> [ENTRIES PROVIDED]:
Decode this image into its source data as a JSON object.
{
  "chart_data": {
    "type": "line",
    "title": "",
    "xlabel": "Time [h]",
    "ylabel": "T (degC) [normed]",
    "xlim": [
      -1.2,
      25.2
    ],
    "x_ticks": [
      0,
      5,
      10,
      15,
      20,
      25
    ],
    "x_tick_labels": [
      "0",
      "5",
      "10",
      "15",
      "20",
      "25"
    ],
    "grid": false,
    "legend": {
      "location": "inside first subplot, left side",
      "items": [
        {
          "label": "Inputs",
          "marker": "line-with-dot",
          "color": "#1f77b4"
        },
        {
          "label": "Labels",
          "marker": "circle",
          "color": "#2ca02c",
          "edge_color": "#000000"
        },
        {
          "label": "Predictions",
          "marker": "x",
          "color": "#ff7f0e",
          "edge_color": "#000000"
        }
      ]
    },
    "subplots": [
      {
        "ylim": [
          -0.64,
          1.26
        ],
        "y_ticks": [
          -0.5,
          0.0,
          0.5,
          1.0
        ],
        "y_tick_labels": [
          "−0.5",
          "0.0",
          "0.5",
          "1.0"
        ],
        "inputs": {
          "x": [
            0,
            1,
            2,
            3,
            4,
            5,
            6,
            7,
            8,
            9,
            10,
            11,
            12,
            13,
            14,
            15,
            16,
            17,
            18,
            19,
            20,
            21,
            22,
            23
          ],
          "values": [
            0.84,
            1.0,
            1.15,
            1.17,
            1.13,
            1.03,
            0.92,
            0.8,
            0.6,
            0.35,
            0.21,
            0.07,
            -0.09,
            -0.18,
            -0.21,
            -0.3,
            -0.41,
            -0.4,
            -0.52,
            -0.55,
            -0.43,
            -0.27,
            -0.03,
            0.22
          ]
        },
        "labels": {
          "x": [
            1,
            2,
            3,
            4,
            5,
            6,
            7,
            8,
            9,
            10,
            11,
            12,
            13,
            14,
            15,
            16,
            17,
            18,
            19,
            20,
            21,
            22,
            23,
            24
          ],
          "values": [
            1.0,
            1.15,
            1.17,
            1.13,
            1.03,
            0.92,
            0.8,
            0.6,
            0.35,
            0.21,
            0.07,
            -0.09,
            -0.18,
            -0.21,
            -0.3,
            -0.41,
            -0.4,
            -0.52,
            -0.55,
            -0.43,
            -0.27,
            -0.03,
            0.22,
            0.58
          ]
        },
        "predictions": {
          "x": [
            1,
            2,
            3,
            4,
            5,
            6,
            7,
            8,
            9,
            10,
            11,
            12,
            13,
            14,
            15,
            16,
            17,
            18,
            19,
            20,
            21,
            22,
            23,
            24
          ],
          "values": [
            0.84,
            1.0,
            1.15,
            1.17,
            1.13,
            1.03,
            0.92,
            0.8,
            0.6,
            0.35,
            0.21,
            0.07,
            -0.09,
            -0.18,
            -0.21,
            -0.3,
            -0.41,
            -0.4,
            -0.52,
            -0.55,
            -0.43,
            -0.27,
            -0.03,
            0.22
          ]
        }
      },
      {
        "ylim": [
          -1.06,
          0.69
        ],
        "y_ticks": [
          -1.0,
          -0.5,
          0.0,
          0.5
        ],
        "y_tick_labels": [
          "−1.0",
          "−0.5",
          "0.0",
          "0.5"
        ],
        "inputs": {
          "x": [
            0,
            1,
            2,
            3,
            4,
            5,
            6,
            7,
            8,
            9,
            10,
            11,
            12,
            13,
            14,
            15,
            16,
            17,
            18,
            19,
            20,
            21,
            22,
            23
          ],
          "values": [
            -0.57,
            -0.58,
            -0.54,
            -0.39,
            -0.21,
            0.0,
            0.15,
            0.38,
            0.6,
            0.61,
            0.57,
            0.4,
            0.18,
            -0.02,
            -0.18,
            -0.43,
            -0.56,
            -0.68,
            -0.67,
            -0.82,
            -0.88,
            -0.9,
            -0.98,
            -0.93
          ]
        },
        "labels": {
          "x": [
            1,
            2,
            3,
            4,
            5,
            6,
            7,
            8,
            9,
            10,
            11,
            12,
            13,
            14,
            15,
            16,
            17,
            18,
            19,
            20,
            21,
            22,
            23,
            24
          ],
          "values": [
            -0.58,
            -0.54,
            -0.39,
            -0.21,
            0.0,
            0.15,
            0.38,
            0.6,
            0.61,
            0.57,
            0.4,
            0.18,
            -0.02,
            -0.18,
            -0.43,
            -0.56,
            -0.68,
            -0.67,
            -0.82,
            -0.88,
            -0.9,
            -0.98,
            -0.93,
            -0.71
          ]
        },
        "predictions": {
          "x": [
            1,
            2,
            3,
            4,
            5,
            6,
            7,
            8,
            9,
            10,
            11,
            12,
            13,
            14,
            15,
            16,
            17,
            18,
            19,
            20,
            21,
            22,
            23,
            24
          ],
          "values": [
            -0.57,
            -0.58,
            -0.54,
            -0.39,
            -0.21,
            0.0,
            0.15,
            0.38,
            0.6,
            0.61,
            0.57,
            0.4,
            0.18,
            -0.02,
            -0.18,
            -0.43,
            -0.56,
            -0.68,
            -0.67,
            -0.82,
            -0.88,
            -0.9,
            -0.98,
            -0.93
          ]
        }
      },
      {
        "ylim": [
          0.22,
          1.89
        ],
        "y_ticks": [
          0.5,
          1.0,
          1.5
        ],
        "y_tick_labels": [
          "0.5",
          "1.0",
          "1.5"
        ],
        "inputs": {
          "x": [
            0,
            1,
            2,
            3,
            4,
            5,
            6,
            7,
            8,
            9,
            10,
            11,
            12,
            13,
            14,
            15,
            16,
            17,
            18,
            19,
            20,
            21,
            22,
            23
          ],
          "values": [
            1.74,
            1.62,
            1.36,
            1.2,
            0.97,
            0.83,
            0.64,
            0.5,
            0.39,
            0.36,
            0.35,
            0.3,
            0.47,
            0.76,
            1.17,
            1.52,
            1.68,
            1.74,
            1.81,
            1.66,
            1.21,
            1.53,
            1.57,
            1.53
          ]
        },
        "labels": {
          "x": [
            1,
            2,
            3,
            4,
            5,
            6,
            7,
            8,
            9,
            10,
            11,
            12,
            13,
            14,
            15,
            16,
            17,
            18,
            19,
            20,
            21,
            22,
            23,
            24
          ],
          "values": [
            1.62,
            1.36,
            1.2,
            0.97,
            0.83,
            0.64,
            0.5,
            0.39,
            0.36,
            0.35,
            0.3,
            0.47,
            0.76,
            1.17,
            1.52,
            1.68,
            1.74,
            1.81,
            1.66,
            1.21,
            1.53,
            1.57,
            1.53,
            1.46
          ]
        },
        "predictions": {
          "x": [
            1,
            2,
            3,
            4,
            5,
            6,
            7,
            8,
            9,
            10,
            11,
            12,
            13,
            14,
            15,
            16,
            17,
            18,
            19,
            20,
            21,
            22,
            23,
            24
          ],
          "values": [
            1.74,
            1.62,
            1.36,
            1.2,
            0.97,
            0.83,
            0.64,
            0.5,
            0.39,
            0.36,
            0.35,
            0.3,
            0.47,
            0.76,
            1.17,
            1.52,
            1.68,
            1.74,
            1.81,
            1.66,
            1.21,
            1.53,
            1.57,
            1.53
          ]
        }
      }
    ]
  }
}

> [EXERCISE REQUIREMENTS]: Return all of the entries exactly as written.

> [TASK RESULT]:
Decode this image into its source data as a JSON object.
{
  "chart_data": {
    "type": "line",
    "title": "",
    "xlabel": "Time [h]",
    "ylabel": "T (degC) [normed]",
    "xlim": [
      -1.2,
      25.2
    ],
    "x_ticks": [
      0,
      5,
      10,
      15,
      20,
      25
    ],
    "x_tick_labels": [
      "0",
      "5",
      "10",
      "15",
      "20",
      "25"
    ],
    "grid": false,
    "legend": {
      "location": "inside first subplot, left side",
      "items": [
        {
          "label": "Inputs",
          "marker": "line-with-dot",
          "color": "#1f77b4"
        },
        {
          "label": "Labels",
          "marker": "circle",
          "color": "#2ca02c",
          "edge_color": "#000000"
        },
        {
          "label": "Predictions",
          "marker": "x",
          "color": "#ff7f0e",
          "edge_color": "#000000"
        }
      ]
    },
    "subplots": [
      {
        "ylim": [
          -0.64,
          1.26
        ],
        "y_ticks": [
          -0.5,
          0.0,
          0.5,
          1.0
        ],
        "y_tick_labels": [
          "−0.5",
          "0.0",
          "0.5",
          "1.0"
        ],
        "inputs": {
          "x": [
            0,
            1,
            2,
            3,
            4,
            5,
            6,
            7,
            8,
            9,
            10,
            11,
            12,
            13,
            14,
            15,
            16,
            17,
            18,
            19,
            20,
            21,
            22,
            23
          ],
          "values": [
            0.84,
            1.0,
            1.15,
            1.17,
            1.13,
            1.03,
            0.92,
            0.8,
            0.6,
            0.35,
            0.21,
            0.07,
            -0.09,
            -0.18,
            -0.21,
            -0.3,
            -0.41,
            -0.4,
            -0.52,
            -0.55,
            -0.43,
            -0.27,
            -0.03,
            0.22
          ]
        },
        "labels": {
          "x": [
            1,
            2,
            3,
            4,
            5,
            6,
            7,
            8,
            9,
            10,
            11,
            12,
            13,
            14,
            15,
            16,
            17,
            18,
            19,
            20,
            21,
            22,
            23,
            24
          ],
          "values": [
            1.0,
            1.15,
            1.17,
            1.13,
            1.03,
            0.92,
            0.8,
            0.6,
            0.35,
            0.21,
            0.07,
            -0.09,
            -0.18,
            -0.21,
            -0.3,
            -0.41,
            -0.4,
            -0.52,
            -0.55,
            -0.43,
            -0.27,
            -0.03,
            0.22,
            0.58
          ]
        },
        "predictions": {
          "x": [
            1,
            2,
            3,
            4,
            5,
            6,
            7,
            8,
            9,
            10,
            11,
            12,
            13,
            14,
            15,
            16,
            17,
            18,
            19,
            20,
            21,
            22,
            23,
            24
          ],
          "values": [
            0.84,
            1.0,
            1.15,
            1.17,
            1.13,
            1.03,
            0.92,
            0.8,
            0.6,
            0.35,
            0.21,
            0.07,
            -0.09,
            -0.18,
            -0.21,
            -0.3,
            -0.41,
            -0.4,
            -0.52,
            -0.55,
            -0.43,
            -0.27,
            -0.03,
            0.22
          ]
        }
      },
      {
        "ylim": [
          -1.06,
          0.69
        ],
        "y_ticks": [
          -1.0,
          -0.5,
          0.0,
          0.5
        ],
        "y_tick_labels": [
          "−1.0",
          "−0.5",
          "0.0",
          "0.5"
        ],
        "inputs": {
          "x": [
            0,
            1,
            2,
            3,
            4,
            5,
            6,
            7,
            8,
            9,
            10,
            11,
            12,
            13,
            14,
            15,
            16,
            17,
            18,
            19,
            20,
            21,
            22,
            23
          ],
          "values": [
            -0.57,
            -0.58,
            -0.54,
            -0.39,
            -0.21,
            0.0,
            0.15,
            0.38,
            0.6,
            0.61,
            0.57,
            0.4,
            0.18,
            -0.02,
            -0.18,
            -0.43,
            -0.56,
            -0.68,
            -0.67,
            -0.82,
            -0.88,
            -0.9,
            -0.98,
            -0.93
          ]
        },
        "labels": {
          "x": [
            1,
            2,
            3,
            4,
            5,
            6,
            7,
            8,
            9,
            10,
            11,
            12,
            13,
            14,
            15,
            16,
            17,
            18,
            19,
            20,
            21,
            22,
            23,
            24
          ],
          "values": [
            -0.58,
            -0.54,
            -0.39,
            -0.21,
            0.0,
            0.15,
            0.38,
            0.6,
            0.61,
            0.57,
            0.4,
            0.18,
            -0.02,
            -0.18,
            -0.43,
            -0.56,
            -0.68,
            -0.67,
            -0.82,
            -0.88,
            -0.9,
            -0.98,
            -0.93,
            -0.71
          ]
        },
        "predictions": {
          "x": [
            1,
            2,
            3,
            4,
            5,
            6,
            7,
            8,
            9,
            10,
            11,
            12,
            13,
            14,
            15,
            16,
            17,
            18,
            19,
            20,
            21,
            22,
            23,
            24
          ],
          "values": [
            -0.57,
            -0.58,
            -0.54,
            -0.39,
            -0.21,
            0.0,
            0.15,
            0.38,
            0.6,
            0.61,
            0.57,
            0.4,
            0.18,
            -0.02,
            -0.18,
            -0.43,
            -0.56,
            -0.68,
            -0.67,
            -0.82,
            -0.88,
            -0.9,
            -0.98,
            -0.93
          ]
        }
      },
      {
        "ylim": [
          0.22,
          1.89
        ],
        "y_ticks": [
          0.5,
          1.0,
          1.5
        ],
        "y_tick_labels": [
          "0.5",
          "1.0",
          "1.5"
        ],
        "inputs": {
          "x": [
            0,
            1,
            2,
            3,
            4,
            5,
            6,
            7,
            8,
            9,
            10,
            11,
            12,
            13,
            14,
            15,
            16,
            17,
            18,
            19,
            20,
            21,
            22,
            23
          ],
          "values": [
            1.74,
            1.62,
            1.36,
            1.2,
            0.97,
            0.83,
            0.64,
            0.5,
            0.39,
            0.36,
            0.35,
            0.3,
            0.47,
            0.76,
            1.17,
            1.52,
            1.68,
            1.74,
            1.81,
            1.66,
            1.21,
            1.53,
            1.57,
            1.53
          ]
        },
        "labels": {
          "x": [
            1,
            2,
            3,
            4,
            5,
            6,
            7,
            8,
            9,
            10,
            11,
            12,
            13,
            14,
            15,
            16,
            17,
            18,
            19,
            20,
            21,
            22,
            23,
            24
          ],
          "values": [
            1.62,
            1.36,
            1.2,
            0.97,
            0.83,
            0.64,
            0.5,
            0.39,
            0.36,
            0.35,
            0.3,
            0.47,
            0.76,
            1.17,
            1.52,
            1.68,
            1.74,
            1.81,
            1.66,
            1.21,
            1.53,
            1.57,
            1.53,
            1.46
          ]
        },
        "predictions": {
          "x": [
            1,
            2,
            3,
            4,
            5,
            6,
            7,
            8,
            9,
            10,
            11,
            12,
            13,
            14,
            15,
            16,
            17,
            18,
            19,
            20,
            21,
            22,
            23,
            24
          ],
          "values": [
            1.74,
            1.62,
            1.36,
            1.2,
            0.97,
            0.83,
            0.64,
            0.5,
            0.39,
            0.36,
            0.35,
            0.3,
            0.47,
            0.76,
            1.17,
            1.52,
            1.68,
            1.74,
            1.81,
            1.66,
            1.21,
            1.53,
            1.57,
            1.53
          ]
        }
      }
    ]
  }
}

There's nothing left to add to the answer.